报道的题外话
王蔚 

  我曾对江西印象不深,邻家小女子多次说过她是江西人,而我只记住她来自南方某省,因为江西曾不是一个令我神往的地方。

  2007年10月底,学习宣传贯彻十七大精神主题宣传采访团成立之初,宋言荣主任问我想去哪个省,我毫不犹豫地报了云南。然而阴差阳错,我到了江西,这才真切地感受到了那方水土养育的那一方人。"三门一进士,五里一状元"是江西某地的广告牌,江西名副其实!不少历史上的大学问家、状元,共和国的开国元勋,都来自江西。那里文化底蕴深厚,光明日报深受知识分子欢迎,宣传干部们津津有味地对我谈起《国学》版、"百城赋",连发给我们的介绍材料,有的也被编排出赋的味道。邻家小女子近日对我惊叫:"哇!你去的是我的老家啊!"我这才对她刮目相看,老俵,给我的印象太深了。

  到江西后我发过几篇报道,到发此稿时止,报道还处于"进行时"。然而见报的文章,不一定都能写出我感受到的全部江西,这里想说的"题外话",有感动,有新发现,也有对自己已发报道的某些反思。

  江西有红色文化,众人皆知,但那血与火的历史,只有置身于其中才会体会到那份感动。1934年红军长征出发时,瑞金的群众问红军哪年能回来,答曰:"三五年。"百姓后来说,红军没有说错,"三五年"正是三五一十五年啊!几乎等白了少年头,苏区人民终于看到了五星红旗的升起,在那"人要过刀,石头要过火"的血雨腥风中,他们度过了无比艰难的岁月。在井冈山深山中的小井医院,根据地失守时,100多名伤员全部被残酷杀害。在医院附近的草地里,有一座孤零零的墓,那是曾任医院党总支书记的老一代革命家曾志的墓,她没有选择与家人葬在一起,只愿让自己与牺牲的红军战士们永远相伴。她未留下什么豪言壮语,却让人感受到她几十年对这里的魂牵梦绕。据说彭德怀曾带着600块大洋回到失守的根据地慰问未撤走的红军战士,打算发给每人一块大洋,起先惟恐不够,最后却没能发出多少块。

- 练习目标 -
根据练习短文,曾志的墓位于何处? 下方列表是独立材料,与练习短文内容无关。

- 提取信息 -

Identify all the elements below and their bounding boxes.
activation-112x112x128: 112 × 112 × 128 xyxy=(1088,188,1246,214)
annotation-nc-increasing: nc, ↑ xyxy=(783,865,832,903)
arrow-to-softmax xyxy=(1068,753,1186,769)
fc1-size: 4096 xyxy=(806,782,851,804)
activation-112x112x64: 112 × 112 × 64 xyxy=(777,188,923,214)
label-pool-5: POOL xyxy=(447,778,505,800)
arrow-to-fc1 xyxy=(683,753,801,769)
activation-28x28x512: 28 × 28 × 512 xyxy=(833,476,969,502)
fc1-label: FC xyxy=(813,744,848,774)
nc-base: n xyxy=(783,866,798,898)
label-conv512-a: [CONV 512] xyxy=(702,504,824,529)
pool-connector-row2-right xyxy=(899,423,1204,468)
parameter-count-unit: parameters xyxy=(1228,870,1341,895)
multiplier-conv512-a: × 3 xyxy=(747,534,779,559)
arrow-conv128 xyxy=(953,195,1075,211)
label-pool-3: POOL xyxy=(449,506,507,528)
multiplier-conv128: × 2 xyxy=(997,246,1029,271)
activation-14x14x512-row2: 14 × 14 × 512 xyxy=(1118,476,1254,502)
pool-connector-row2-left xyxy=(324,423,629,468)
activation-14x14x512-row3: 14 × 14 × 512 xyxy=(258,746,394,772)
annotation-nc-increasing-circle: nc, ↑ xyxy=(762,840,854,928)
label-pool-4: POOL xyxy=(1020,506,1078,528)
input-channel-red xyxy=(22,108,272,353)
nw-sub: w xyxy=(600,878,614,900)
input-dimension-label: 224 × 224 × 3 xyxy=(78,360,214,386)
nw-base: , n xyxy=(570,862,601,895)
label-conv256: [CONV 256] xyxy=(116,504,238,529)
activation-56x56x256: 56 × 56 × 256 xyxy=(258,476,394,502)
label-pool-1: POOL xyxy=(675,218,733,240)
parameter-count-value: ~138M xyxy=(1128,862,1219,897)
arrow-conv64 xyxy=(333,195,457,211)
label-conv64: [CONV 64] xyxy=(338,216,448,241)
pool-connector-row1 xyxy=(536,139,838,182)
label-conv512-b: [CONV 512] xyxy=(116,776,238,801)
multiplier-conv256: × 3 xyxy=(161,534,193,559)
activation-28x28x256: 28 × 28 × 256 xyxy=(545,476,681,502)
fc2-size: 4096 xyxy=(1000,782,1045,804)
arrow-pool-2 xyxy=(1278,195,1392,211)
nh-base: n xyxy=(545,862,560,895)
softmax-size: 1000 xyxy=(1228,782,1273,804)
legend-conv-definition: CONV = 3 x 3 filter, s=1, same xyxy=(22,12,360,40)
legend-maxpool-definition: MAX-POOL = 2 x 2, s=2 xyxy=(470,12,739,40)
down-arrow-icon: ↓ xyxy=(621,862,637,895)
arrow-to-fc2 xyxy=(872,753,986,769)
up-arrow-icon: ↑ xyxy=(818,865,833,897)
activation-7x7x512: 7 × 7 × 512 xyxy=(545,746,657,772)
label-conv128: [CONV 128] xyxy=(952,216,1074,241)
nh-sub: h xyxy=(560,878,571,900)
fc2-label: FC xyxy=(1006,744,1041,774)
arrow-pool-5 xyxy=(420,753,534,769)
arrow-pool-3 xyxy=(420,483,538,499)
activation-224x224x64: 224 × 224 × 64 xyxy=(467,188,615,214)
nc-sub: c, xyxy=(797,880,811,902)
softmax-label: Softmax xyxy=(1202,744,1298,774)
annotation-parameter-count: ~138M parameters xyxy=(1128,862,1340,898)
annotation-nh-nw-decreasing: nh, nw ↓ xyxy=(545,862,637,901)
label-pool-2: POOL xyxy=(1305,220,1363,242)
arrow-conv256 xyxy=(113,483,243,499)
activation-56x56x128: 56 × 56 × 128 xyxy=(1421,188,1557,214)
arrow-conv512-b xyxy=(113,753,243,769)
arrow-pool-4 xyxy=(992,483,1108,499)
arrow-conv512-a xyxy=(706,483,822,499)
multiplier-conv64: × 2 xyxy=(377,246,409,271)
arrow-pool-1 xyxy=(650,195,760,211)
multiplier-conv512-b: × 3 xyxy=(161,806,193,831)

- 任务输出 -
在井冈山小井医院附近的草地里。